▶ [EXERCISE DETAILS]:
Please rewrite each of the items below, swapping "bounding box" for "enclosing box" and keeping everything else unchanged. Leave the pictures out of your answer.

- - - - - - -

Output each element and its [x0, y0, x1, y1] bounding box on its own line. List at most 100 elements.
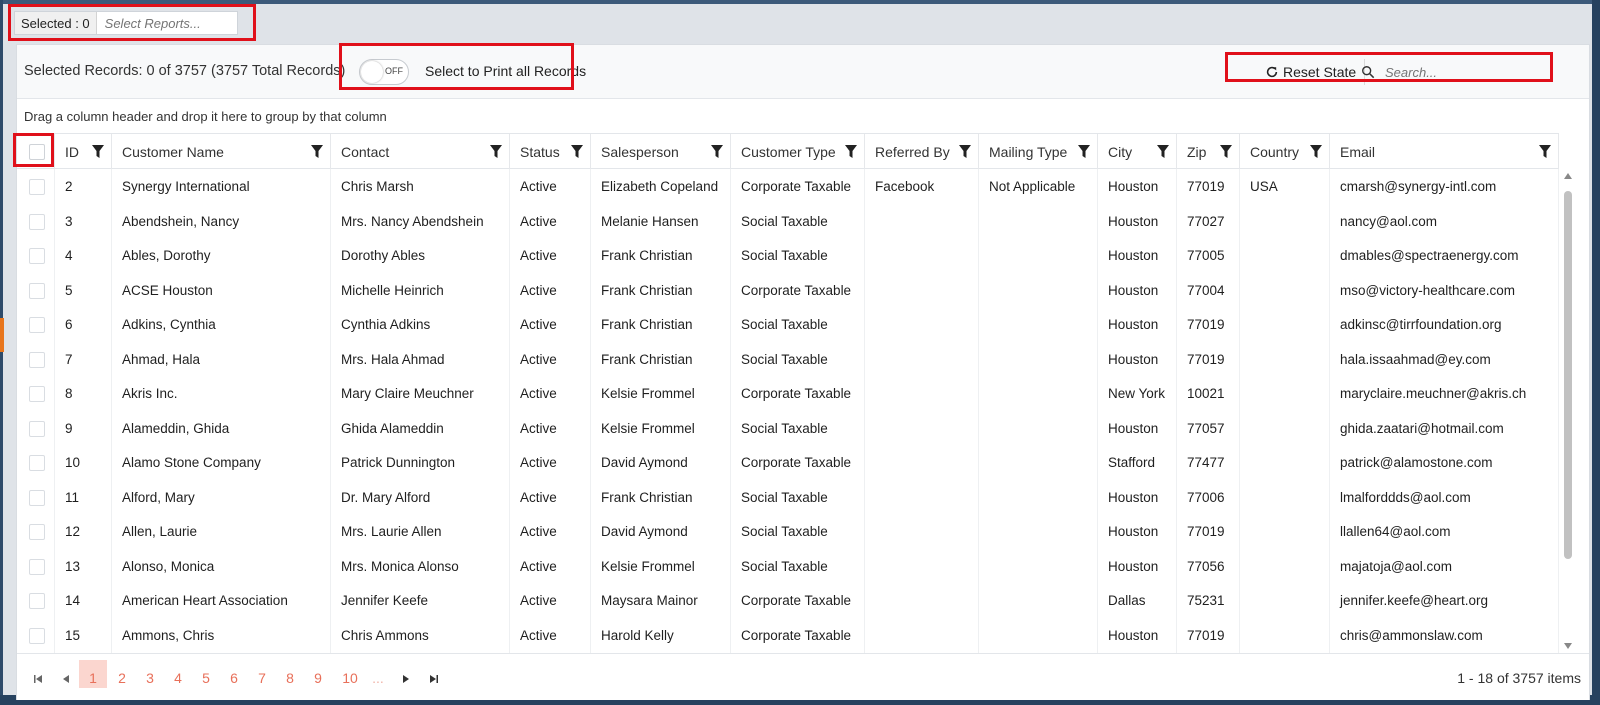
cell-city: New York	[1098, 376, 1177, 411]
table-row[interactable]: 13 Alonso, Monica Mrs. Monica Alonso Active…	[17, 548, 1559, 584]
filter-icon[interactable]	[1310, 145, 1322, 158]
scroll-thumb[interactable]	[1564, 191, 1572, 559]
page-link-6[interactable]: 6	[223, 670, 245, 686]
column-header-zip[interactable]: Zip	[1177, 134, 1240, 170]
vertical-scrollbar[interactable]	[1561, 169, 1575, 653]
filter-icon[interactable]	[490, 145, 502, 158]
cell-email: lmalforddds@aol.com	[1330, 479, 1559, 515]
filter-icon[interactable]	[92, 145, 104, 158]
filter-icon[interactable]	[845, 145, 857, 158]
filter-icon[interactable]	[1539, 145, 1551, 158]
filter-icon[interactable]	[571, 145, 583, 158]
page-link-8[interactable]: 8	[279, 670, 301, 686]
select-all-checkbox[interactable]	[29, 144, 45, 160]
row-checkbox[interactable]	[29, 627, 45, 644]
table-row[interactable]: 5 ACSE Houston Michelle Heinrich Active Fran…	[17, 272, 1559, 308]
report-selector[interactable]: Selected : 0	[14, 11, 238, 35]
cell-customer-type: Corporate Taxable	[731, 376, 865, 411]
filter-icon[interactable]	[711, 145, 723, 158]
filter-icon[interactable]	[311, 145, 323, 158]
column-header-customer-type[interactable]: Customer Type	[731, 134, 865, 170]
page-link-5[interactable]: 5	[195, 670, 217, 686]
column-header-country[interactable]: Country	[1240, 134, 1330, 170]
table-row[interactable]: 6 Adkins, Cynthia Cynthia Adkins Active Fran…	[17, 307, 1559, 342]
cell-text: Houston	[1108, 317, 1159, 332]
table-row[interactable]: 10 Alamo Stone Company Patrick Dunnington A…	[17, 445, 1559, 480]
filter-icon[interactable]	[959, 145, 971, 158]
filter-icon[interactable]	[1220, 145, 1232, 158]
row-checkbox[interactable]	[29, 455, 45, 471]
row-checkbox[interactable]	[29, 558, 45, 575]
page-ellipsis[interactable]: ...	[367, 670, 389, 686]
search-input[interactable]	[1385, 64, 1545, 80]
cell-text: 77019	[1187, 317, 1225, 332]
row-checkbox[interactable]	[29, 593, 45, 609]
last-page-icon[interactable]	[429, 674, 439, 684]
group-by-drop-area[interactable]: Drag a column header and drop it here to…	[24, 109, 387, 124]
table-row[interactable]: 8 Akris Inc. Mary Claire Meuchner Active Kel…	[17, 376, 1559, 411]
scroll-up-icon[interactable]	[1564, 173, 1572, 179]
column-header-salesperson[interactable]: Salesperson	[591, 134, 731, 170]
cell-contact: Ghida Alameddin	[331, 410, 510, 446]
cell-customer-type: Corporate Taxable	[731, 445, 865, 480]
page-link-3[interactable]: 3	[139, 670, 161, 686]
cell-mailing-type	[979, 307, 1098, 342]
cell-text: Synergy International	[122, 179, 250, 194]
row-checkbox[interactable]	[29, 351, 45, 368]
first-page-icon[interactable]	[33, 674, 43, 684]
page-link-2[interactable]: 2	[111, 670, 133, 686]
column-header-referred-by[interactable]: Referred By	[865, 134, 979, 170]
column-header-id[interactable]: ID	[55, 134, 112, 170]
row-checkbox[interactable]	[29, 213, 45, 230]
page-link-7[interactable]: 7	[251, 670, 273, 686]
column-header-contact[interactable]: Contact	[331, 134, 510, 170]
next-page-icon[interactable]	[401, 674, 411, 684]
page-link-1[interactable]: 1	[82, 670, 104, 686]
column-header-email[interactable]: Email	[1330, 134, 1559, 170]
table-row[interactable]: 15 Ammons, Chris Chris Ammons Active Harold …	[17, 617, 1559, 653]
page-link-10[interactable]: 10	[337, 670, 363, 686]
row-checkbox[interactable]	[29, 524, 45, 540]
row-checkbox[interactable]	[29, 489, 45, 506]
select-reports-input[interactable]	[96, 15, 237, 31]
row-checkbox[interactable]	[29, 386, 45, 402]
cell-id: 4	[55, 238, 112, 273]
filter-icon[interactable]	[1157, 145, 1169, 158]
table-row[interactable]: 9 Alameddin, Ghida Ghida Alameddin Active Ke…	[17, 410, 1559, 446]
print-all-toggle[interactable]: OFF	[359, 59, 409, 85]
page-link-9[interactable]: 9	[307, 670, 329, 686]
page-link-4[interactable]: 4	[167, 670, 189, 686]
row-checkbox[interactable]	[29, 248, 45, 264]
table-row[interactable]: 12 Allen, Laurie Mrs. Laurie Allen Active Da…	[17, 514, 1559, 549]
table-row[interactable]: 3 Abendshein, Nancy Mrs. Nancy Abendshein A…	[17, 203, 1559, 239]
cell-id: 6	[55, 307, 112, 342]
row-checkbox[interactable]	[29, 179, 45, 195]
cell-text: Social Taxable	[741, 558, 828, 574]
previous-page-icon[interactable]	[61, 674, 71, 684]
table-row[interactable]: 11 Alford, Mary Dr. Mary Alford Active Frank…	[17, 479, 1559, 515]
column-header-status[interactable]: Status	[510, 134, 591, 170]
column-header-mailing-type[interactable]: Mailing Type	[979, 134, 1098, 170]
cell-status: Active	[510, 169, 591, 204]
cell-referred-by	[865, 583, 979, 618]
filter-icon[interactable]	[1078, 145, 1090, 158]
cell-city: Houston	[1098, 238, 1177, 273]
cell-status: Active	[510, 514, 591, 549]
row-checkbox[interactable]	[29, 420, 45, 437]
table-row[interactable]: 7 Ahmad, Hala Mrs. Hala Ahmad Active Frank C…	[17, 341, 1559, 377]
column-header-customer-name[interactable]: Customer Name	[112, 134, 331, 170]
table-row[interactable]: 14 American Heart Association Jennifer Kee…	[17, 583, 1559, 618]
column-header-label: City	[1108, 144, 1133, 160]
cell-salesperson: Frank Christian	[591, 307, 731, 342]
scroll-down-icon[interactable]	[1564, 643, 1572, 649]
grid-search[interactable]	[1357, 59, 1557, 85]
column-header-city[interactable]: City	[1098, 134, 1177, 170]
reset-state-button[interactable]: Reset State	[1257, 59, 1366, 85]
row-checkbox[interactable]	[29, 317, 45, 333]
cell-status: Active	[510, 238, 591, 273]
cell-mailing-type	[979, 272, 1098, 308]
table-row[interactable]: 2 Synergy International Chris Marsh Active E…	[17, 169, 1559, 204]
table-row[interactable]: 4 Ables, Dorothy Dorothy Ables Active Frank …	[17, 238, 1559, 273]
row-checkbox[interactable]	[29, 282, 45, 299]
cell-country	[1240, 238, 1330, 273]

- - - - - - -

▶ [ANSWER TO THE TASK]:
Output each element and its [x0, y0, x1, y1] enclosing box on its own line. List at most 100 elements.
cell-city: New York	[1098, 376, 1177, 411]
table-row[interactable]: 13 Alonso, Monica Mrs. Monica Alonso Active…	[17, 548, 1559, 584]
filter-icon[interactable]	[1310, 145, 1322, 158]
scroll-thumb[interactable]	[1564, 191, 1572, 559]
page-link-6[interactable]: 6	[223, 670, 245, 686]
column-header-zip[interactable]: Zip	[1177, 134, 1240, 170]
vertical-scrollbar[interactable]	[1561, 169, 1575, 653]
filter-icon[interactable]	[490, 145, 502, 158]
cell-email: lmalforddds@aol.com	[1330, 479, 1559, 515]
filter-icon[interactable]	[92, 145, 104, 158]
filter-icon[interactable]	[845, 145, 857, 158]
filter-icon[interactable]	[1539, 145, 1551, 158]
filter-icon[interactable]	[571, 145, 583, 158]
page-link-8[interactable]: 8	[279, 670, 301, 686]
select-all-checkbox[interactable]	[29, 144, 45, 160]
row-checkbox[interactable]	[29, 627, 45, 644]
table-row[interactable]: 5 ACSE Houston Michelle Heinrich Active Fran…	[17, 272, 1559, 308]
report-selector[interactable]: Selected : 0	[14, 11, 238, 35]
cell-customer-type: Corporate Taxable	[731, 376, 865, 411]
filter-icon[interactable]	[711, 145, 723, 158]
filter-icon[interactable]	[311, 145, 323, 158]
column-header-customer-type[interactable]: Customer Type	[731, 134, 865, 170]
page-link-5[interactable]: 5	[195, 670, 217, 686]
column-header-country[interactable]: Country	[1240, 134, 1330, 170]
table-row[interactable]: 6 Adkins, Cynthia Cynthia Adkins Active Fran…	[17, 307, 1559, 342]
cell-text: Houston	[1108, 317, 1159, 332]
table-row[interactable]: 10 Alamo Stone Company Patrick Dunnington A…	[17, 445, 1559, 480]
filter-icon[interactable]	[959, 145, 971, 158]
filter-icon[interactable]	[1220, 145, 1232, 158]
row-checkbox[interactable]	[29, 455, 45, 471]
row-checkbox[interactable]	[29, 558, 45, 575]
page-ellipsis[interactable]: ...	[367, 670, 389, 686]
search-input[interactable]	[1385, 64, 1545, 80]
cell-text: 77019	[1187, 317, 1225, 332]
row-checkbox[interactable]	[29, 593, 45, 609]
last-page-icon[interactable]	[429, 674, 439, 684]
group-by-drop-area[interactable]: Drag a column header and drop it here to…	[24, 109, 387, 124]
table-row[interactable]: 8 Akris Inc. Mary Claire Meuchner Active Kel…	[17, 376, 1559, 411]
scroll-up-icon[interactable]	[1564, 173, 1572, 179]
column-header-salesperson[interactable]: Salesperson	[591, 134, 731, 170]
cell-contact: Ghida Alameddin	[331, 410, 510, 446]
cell-customer-type: Corporate Taxable	[731, 445, 865, 480]
page-link-3[interactable]: 3	[139, 670, 161, 686]
cell-mailing-type	[979, 307, 1098, 342]
cell-text: Synergy International	[122, 179, 250, 194]
row-checkbox[interactable]	[29, 351, 45, 368]
first-page-icon[interactable]	[33, 674, 43, 684]
page-link-2[interactable]: 2	[111, 670, 133, 686]
column-header-referred-by[interactable]: Referred By	[865, 134, 979, 170]
column-header-id[interactable]: ID	[55, 134, 112, 170]
row-checkbox[interactable]	[29, 213, 45, 230]
page-link-7[interactable]: 7	[251, 670, 273, 686]
column-header-contact[interactable]: Contact	[331, 134, 510, 170]
next-page-icon[interactable]	[401, 674, 411, 684]
page-link-1[interactable]: 1	[82, 670, 104, 686]
column-header-email[interactable]: Email	[1330, 134, 1559, 170]
table-row[interactable]: 15 Ammons, Chris Chris Ammons Active Harold …	[17, 617, 1559, 653]
page-link-10[interactable]: 10	[337, 670, 363, 686]
row-checkbox[interactable]	[29, 524, 45, 540]
row-checkbox[interactable]	[29, 489, 45, 506]
select-reports-input[interactable]	[96, 15, 237, 31]
row-checkbox[interactable]	[29, 386, 45, 402]
cell-id: 4	[55, 238, 112, 273]
filter-icon[interactable]	[1157, 145, 1169, 158]
table-row[interactable]: 9 Alameddin, Ghida Ghida Alameddin Active Ke…	[17, 410, 1559, 446]
print-all-toggle[interactable]: OFF	[359, 59, 409, 85]
page-link-9[interactable]: 9	[307, 670, 329, 686]
page-link-4[interactable]: 4	[167, 670, 189, 686]
row-checkbox[interactable]	[29, 248, 45, 264]
table-row[interactable]: 12 Allen, Laurie Mrs. Laurie Allen Active Da…	[17, 514, 1559, 549]
table-row[interactable]: 3 Abendshein, Nancy Mrs. Nancy Abendshein A…	[17, 203, 1559, 239]
cell-id: 6	[55, 307, 112, 342]
row-checkbox[interactable]	[29, 179, 45, 195]
cell-text: Social Taxable	[741, 558, 828, 574]
previous-page-icon[interactable]	[61, 674, 71, 684]
table-row[interactable]: 11 Alford, Mary Dr. Mary Alford Active Frank…	[17, 479, 1559, 515]
column-header-status[interactable]: Status	[510, 134, 591, 170]
column-header-mailing-type[interactable]: Mailing Type	[979, 134, 1098, 170]
cell-status: Active	[510, 169, 591, 204]
cell-referred-by	[865, 583, 979, 618]
filter-icon[interactable]	[1078, 145, 1090, 158]
cell-city: Houston	[1098, 238, 1177, 273]
cell-status: Active	[510, 514, 591, 549]
row-checkbox[interactable]	[29, 420, 45, 437]
table-row[interactable]: 7 Ahmad, Hala Mrs. Hala Ahmad Active Frank C…	[17, 341, 1559, 377]
column-header-customer-name[interactable]: Customer Name	[112, 134, 331, 170]
table-row[interactable]: 14 American Heart Association Jennifer Kee…	[17, 583, 1559, 618]
column-header-label: City	[1108, 144, 1133, 160]
cell-salesperson: Frank Christian	[591, 307, 731, 342]
scroll-down-icon[interactable]	[1564, 643, 1572, 649]
grid-search[interactable]	[1357, 59, 1557, 85]
column-header-city[interactable]: City	[1098, 134, 1177, 170]
reset-state-button[interactable]: Reset State	[1257, 59, 1366, 85]
row-checkbox[interactable]	[29, 317, 45, 333]
cell-status: Active	[510, 238, 591, 273]
cell-mailing-type	[979, 272, 1098, 308]
table-row[interactable]: 2 Synergy International Chris Marsh Active E…	[17, 169, 1559, 204]
table-row[interactable]: 4 Ables, Dorothy Dorothy Ables Active Frank …	[17, 238, 1559, 273]
row-checkbox[interactable]	[29, 282, 45, 299]
cell-country	[1240, 238, 1330, 273]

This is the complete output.